Work to complete — Where a line holds the word "structured", copy that line.

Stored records
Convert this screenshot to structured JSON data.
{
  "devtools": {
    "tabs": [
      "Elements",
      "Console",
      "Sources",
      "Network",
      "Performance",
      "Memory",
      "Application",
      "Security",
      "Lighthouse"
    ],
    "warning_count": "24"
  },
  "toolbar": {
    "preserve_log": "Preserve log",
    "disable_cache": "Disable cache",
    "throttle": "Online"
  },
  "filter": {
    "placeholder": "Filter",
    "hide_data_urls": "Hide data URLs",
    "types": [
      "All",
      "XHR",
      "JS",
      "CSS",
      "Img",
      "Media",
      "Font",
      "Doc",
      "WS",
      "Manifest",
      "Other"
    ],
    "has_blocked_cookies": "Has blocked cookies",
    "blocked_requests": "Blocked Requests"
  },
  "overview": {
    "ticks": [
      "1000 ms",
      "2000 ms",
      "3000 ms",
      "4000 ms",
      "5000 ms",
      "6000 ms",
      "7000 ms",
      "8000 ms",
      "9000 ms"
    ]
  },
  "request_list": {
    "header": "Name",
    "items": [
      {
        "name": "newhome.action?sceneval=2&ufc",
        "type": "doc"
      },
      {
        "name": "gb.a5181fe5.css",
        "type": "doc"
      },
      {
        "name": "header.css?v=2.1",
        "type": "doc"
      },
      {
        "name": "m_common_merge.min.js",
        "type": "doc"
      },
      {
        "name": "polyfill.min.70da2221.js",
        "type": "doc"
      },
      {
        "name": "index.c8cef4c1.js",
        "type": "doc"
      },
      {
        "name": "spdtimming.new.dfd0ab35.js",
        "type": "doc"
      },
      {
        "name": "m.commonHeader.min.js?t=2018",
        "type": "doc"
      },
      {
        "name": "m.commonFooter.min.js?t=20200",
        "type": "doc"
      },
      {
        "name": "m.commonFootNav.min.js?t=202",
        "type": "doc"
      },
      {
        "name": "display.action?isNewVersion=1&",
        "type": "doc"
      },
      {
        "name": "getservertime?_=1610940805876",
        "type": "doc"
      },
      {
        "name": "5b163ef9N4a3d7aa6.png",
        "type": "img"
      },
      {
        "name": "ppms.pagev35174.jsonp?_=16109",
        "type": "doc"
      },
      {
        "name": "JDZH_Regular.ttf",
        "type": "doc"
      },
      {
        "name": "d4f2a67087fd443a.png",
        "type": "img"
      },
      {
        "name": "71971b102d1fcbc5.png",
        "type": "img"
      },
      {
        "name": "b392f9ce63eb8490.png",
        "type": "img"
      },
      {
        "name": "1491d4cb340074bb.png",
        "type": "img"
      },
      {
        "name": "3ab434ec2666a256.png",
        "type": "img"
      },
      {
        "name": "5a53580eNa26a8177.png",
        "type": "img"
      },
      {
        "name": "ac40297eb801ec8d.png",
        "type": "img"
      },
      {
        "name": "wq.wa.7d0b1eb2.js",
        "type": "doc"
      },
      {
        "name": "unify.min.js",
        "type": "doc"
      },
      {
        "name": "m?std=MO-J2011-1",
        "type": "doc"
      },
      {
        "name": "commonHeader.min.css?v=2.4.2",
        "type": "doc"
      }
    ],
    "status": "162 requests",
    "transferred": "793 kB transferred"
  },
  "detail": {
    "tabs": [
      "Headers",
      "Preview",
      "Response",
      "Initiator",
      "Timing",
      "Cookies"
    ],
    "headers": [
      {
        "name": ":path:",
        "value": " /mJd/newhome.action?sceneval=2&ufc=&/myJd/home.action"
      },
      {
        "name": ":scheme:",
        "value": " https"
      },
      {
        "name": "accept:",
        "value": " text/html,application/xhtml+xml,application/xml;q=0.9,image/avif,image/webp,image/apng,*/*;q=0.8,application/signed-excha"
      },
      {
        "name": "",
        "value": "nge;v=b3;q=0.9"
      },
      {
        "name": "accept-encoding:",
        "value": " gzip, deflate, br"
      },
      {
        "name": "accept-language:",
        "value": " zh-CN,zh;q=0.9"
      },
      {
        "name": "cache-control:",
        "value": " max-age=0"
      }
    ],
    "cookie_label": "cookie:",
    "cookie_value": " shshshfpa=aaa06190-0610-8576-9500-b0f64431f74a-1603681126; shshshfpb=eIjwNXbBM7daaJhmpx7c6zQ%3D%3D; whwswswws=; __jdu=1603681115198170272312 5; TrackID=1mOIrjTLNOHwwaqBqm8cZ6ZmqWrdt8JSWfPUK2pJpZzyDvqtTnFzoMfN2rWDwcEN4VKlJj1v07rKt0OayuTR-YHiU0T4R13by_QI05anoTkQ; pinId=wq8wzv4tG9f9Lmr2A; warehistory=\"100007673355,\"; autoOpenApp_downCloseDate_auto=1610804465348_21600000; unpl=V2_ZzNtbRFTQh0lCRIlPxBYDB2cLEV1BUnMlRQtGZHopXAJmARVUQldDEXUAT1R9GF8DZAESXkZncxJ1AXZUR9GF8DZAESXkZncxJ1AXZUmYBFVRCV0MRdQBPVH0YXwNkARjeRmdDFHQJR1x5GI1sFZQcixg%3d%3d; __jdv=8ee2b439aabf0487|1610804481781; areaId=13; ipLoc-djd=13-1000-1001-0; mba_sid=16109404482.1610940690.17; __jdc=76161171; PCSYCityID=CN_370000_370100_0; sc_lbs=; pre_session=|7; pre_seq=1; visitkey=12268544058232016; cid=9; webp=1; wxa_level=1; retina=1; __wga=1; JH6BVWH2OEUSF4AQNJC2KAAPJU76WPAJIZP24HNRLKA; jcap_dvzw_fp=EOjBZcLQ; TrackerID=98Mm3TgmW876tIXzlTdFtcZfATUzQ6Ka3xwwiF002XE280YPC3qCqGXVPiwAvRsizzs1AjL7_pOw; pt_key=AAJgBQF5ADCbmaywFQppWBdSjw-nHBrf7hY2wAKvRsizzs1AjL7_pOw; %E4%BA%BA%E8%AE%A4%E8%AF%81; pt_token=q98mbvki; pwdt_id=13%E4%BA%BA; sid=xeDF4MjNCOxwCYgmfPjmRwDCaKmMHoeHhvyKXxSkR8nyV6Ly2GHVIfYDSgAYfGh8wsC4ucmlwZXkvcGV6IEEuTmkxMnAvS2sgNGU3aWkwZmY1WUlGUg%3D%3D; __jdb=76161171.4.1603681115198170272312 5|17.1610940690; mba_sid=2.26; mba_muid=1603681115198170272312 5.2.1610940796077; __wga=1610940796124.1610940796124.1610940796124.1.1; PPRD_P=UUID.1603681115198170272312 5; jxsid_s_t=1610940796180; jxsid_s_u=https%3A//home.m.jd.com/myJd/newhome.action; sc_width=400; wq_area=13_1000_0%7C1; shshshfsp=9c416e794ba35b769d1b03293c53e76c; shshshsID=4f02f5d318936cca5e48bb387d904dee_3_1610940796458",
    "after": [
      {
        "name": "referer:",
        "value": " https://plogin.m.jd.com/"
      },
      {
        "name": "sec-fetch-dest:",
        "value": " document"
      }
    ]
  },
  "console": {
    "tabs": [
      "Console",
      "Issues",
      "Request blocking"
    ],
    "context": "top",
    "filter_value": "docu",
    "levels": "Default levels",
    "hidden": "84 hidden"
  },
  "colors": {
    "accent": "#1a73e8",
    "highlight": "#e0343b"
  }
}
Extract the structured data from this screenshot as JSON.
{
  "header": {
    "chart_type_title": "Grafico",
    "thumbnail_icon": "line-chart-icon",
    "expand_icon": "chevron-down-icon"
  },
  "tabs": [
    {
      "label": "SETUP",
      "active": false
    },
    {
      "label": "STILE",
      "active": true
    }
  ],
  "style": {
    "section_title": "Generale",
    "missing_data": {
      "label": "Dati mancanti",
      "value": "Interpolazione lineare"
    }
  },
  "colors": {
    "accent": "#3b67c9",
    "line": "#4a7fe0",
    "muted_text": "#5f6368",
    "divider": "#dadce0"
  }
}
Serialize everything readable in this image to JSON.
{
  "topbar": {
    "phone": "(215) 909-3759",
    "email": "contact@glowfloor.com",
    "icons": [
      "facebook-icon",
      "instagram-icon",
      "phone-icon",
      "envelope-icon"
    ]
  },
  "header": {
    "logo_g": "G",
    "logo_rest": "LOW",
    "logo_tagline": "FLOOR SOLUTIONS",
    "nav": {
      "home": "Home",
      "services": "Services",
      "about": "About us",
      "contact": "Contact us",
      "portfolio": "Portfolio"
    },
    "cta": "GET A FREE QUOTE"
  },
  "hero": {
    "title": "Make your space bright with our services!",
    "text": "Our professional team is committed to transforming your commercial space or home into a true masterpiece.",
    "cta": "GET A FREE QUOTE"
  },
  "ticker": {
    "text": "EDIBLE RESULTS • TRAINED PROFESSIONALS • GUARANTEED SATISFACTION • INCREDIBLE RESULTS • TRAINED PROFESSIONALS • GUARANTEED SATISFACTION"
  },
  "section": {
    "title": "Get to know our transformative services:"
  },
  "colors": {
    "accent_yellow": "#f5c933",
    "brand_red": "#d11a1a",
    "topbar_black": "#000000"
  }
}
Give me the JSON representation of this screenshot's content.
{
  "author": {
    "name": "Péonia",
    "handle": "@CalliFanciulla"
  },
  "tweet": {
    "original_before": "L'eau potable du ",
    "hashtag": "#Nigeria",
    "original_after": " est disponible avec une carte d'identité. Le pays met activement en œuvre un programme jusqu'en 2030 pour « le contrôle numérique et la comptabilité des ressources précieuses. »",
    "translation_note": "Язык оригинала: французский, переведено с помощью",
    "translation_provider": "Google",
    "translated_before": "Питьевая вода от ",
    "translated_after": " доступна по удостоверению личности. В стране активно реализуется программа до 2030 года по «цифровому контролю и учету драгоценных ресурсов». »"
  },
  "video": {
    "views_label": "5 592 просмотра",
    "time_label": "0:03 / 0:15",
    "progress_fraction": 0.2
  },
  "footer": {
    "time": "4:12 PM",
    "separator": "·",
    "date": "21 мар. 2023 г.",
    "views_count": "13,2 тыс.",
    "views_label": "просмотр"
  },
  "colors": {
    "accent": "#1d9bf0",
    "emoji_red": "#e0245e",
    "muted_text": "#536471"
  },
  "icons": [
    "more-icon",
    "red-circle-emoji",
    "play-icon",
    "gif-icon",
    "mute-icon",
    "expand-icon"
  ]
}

Reply to the exercise —
Convert this screenshot to structured JSON data.
Extract the structured data from this screenshot as JSON.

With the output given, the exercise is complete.